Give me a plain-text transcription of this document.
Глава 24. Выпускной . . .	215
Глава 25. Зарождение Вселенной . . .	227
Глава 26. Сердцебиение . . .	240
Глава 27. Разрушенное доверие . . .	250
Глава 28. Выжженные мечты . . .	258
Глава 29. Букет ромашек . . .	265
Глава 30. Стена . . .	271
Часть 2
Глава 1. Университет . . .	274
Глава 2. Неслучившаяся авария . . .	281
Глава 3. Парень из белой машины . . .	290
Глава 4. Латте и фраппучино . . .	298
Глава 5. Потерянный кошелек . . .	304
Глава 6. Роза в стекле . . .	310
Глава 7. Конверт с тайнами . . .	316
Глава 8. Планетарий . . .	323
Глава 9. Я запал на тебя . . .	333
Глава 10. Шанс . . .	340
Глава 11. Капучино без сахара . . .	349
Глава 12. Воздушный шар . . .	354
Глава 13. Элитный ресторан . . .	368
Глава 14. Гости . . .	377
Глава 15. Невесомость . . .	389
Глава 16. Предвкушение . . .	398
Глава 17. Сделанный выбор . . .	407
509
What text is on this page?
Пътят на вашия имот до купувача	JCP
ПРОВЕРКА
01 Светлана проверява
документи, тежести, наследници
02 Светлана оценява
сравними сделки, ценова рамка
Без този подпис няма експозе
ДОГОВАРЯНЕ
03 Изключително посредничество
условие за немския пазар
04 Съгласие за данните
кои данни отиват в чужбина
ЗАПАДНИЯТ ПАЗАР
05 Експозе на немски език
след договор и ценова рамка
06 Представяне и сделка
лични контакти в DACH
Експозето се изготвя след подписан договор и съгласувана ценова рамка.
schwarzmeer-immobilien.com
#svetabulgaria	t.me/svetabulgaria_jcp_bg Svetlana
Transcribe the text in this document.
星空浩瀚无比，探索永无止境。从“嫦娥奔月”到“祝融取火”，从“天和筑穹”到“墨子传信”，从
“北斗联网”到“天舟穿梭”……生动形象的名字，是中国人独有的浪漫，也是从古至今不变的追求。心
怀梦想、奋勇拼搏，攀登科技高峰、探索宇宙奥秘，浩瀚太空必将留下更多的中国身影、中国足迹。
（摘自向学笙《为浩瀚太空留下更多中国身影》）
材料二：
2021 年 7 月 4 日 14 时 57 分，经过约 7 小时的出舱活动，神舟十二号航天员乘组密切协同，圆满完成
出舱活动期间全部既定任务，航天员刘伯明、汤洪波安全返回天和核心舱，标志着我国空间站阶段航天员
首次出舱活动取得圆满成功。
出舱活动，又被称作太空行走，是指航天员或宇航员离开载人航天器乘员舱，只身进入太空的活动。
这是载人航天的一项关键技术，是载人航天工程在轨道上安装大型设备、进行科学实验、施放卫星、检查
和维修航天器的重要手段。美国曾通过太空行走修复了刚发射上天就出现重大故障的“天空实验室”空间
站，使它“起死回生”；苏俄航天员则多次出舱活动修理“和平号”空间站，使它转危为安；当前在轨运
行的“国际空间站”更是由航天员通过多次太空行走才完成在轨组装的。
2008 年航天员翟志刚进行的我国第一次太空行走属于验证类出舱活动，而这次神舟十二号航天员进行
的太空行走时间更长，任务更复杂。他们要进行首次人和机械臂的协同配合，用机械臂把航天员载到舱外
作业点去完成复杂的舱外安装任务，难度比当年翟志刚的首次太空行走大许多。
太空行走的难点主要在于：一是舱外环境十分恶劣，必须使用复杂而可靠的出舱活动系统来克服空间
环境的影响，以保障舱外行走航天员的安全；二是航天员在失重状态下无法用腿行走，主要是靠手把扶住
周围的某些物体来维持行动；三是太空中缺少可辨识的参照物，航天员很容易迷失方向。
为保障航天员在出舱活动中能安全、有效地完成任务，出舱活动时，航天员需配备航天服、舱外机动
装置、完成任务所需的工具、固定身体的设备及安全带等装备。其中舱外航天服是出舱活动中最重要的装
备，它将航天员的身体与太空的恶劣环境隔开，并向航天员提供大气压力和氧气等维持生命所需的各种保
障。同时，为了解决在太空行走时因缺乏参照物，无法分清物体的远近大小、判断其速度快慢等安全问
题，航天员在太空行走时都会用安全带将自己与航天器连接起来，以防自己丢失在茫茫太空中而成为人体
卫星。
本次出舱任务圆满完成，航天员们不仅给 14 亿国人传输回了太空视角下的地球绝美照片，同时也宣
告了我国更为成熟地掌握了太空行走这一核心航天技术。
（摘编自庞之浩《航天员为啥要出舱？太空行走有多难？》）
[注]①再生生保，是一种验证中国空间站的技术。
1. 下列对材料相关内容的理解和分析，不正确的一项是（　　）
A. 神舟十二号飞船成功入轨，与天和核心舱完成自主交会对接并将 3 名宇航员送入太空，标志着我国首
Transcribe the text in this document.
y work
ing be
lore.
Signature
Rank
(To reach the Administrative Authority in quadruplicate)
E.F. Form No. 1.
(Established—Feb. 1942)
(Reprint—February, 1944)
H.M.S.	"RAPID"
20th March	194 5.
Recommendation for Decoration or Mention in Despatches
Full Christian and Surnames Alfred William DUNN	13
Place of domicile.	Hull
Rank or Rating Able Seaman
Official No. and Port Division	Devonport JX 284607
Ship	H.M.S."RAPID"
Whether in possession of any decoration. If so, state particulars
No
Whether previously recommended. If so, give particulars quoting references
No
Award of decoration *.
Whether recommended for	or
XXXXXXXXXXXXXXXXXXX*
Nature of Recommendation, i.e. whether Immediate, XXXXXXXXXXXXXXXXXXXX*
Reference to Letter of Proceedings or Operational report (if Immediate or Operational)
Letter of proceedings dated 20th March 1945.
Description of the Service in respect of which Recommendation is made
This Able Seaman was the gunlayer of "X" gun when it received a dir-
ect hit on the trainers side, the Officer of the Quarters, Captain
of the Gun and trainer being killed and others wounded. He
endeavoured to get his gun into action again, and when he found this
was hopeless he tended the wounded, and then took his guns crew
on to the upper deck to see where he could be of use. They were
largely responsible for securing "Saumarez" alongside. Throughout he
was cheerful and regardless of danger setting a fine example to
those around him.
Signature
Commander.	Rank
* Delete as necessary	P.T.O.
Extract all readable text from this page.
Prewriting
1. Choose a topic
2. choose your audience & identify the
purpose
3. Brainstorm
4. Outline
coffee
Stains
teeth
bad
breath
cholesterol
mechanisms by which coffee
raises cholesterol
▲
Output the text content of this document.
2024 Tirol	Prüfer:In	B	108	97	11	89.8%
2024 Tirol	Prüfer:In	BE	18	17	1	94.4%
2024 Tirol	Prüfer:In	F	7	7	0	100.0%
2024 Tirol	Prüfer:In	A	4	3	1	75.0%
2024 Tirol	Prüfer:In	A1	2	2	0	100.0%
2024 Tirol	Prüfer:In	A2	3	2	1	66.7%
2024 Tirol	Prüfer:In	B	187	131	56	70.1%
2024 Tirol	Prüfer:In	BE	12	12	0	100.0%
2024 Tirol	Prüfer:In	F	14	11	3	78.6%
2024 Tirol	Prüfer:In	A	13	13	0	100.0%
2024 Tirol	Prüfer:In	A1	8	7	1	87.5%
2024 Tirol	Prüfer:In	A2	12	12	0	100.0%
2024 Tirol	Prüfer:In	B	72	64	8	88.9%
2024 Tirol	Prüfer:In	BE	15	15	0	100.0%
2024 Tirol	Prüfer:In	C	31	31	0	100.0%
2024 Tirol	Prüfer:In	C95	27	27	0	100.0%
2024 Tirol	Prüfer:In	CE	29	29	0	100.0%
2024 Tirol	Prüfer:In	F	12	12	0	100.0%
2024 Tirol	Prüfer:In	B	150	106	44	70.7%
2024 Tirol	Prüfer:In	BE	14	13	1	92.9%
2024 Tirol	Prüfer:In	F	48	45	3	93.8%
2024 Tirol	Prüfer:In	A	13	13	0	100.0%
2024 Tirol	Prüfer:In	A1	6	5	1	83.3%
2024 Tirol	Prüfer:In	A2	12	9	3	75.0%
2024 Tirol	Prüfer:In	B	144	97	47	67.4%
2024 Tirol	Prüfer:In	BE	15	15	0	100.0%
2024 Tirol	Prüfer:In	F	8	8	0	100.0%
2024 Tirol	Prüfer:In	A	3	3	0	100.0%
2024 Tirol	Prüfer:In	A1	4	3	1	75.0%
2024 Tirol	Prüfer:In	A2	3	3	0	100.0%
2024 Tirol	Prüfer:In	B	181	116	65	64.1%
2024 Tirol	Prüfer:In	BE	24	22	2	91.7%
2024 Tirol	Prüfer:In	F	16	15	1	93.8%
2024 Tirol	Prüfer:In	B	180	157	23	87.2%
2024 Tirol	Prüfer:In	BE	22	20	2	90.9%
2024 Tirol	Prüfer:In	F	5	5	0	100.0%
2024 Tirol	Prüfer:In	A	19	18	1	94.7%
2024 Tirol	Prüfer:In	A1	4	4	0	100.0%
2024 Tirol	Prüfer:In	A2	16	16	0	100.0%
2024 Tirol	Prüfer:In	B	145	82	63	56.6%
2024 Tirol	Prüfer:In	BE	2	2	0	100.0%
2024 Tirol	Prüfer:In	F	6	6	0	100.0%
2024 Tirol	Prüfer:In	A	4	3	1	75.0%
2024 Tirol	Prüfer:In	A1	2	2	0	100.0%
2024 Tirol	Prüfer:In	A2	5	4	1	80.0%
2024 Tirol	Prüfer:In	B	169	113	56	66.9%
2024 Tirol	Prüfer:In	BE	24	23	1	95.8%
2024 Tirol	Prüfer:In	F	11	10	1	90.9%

· · · · · · ·

Aim of the exercise:
From the entries above, extract every line where the word "text" appears.

Response to the task:
Give me a plain-text transcription of this document.
What text is on this page?
Transcribe the text in this document.
Transcribe the text in this document.
Extract all readable text from this page.
Output the text content of this document.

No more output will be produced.